What the task requires. Present the data once more in exactly its original form.

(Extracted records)
════
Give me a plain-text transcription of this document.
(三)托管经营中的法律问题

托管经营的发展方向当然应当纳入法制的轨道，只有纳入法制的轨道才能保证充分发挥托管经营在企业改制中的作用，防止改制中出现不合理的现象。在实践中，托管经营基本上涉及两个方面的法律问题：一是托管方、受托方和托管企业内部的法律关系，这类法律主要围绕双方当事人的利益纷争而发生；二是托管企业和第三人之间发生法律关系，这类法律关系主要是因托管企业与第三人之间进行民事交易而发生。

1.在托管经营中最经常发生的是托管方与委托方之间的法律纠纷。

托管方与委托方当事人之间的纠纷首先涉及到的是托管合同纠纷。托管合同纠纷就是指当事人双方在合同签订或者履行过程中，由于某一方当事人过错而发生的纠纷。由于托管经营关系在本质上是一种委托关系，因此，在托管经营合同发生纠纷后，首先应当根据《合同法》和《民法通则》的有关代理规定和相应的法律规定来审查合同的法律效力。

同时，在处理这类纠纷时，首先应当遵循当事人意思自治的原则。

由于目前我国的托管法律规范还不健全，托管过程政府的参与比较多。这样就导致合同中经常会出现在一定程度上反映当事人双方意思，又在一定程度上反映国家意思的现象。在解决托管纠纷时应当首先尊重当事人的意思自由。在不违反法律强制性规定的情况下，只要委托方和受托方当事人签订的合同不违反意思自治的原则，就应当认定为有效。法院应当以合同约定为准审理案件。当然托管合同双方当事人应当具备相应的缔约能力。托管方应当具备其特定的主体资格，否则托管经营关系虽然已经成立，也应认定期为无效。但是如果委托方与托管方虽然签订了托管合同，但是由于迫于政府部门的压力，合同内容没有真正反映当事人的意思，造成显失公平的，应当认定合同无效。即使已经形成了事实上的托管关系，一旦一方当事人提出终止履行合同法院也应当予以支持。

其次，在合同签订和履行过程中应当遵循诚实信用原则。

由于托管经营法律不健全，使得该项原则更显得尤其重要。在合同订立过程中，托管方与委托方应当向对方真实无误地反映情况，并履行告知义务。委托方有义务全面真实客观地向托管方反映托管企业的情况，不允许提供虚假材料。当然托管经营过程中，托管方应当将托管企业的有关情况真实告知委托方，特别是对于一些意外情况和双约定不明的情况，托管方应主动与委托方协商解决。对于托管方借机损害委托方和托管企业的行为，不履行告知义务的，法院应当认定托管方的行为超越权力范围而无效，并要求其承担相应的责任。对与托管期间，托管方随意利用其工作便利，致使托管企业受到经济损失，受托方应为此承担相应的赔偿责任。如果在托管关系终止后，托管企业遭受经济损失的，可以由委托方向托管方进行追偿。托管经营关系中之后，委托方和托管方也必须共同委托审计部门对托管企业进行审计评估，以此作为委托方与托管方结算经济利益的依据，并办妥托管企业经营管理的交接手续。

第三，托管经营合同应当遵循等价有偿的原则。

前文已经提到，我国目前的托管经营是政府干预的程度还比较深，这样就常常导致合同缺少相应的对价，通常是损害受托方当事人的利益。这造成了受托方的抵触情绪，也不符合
════
Worked solution.
Give me a plain-text transcription of this document.
(三)托管经营中的法律问题

托管经营的发展方向当然应当纳入法制的轨道，只有纳入法制的轨道才能保证充分发挥托管经营在企业改制中的作用，防止改制中出现不合理的现象。在实践中，托管经营基本上涉及两个方面的法律问题：一是托管方、受托方和托管企业内部的法律关系，这类法律主要围绕双方当事人的利益纷争而发生；二是托管企业和第三人之间发生法律关系，这类法律关系主要是因托管企业与第三人之间进行民事交易而发生。

1.在托管经营中最经常发生的是托管方与委托方之间的法律纠纷。

托管方与委托方当事人之间的纠纷首先涉及到的是托管合同纠纷。托管合同纠纷就是指当事人双方在合同签订或者履行过程中，由于某一方当事人过错而发生的纠纷。由于托管经营关系在本质上是一种委托关系，因此，在托管经营合同发生纠纷后，首先应当根据《合同法》和《民法通则》的有关代理规定和相应的法律规定来审查合同的法律效力。

同时，在处理这类纠纷时，首先应当遵循当事人意思自治的原则。

由于目前我国的托管法律规范还不健全，托管过程政府的参与比较多。这样就导致合同中经常会出现在一定程度上反映当事人双方意思，又在一定程度上反映国家意思的现象。在解决托管纠纷时应当首先尊重当事人的意思自由。在不违反法律强制性规定的情况下，只要委托方和受托方当事人签订的合同不违反意思自治的原则，就应当认定为有效。法院应当以合同约定为准审理案件。当然托管合同双方当事人应当具备相应的缔约能力。托管方应当具备其特定的主体资格，否则托管经营关系虽然已经成立，也应认定期为无效。但是如果委托方与托管方虽然签订了托管合同，但是由于迫于政府部门的压力，合同内容没有真正反映当事人的意思，造成显失公平的，应当认定合同无效。即使已经形成了事实上的托管关系，一旦一方当事人提出终止履行合同法院也应当予以支持。

其次，在合同签订和履行过程中应当遵循诚实信用原则。

由于托管经营法律不健全，使得该项原则更显得尤其重要。在合同订立过程中，托管方与委托方应当向对方真实无误地反映情况，并履行告知义务。委托方有义务全面真实客观地向托管方反映托管企业的情况，不允许提供虚假材料。当然托管经营过程中，托管方应当将托管企业的有关情况真实告知委托方，特别是对于一些意外情况和双约定不明的情况，托管方应主动与委托方协商解决。对于托管方借机损害委托方和托管企业的行为，不履行告知义务的，法院应当认定托管方的行为超越权力范围而无效，并要求其承担相应的责任。对与托管期间，托管方随意利用其工作便利，致使托管企业受到经济损失，受托方应为此承担相应的赔偿责任。如果在托管关系终止后，托管企业遭受经济损失的，可以由委托方向托管方进行追偿。托管经营关系中之后，委托方和托管方也必须共同委托审计部门对托管企业进行审计评估，以此作为委托方与托管方结算经济利益的依据，并办妥托管企业经营管理的交接手续。

第三，托管经营合同应当遵循等价有偿的原则。

前文已经提到，我国目前的托管经营是政府干预的程度还比较深，这样就常常导致合同缺少相应的对价，通常是损害受托方当事人的利益。这造成了受托方的抵触情绪，也不符合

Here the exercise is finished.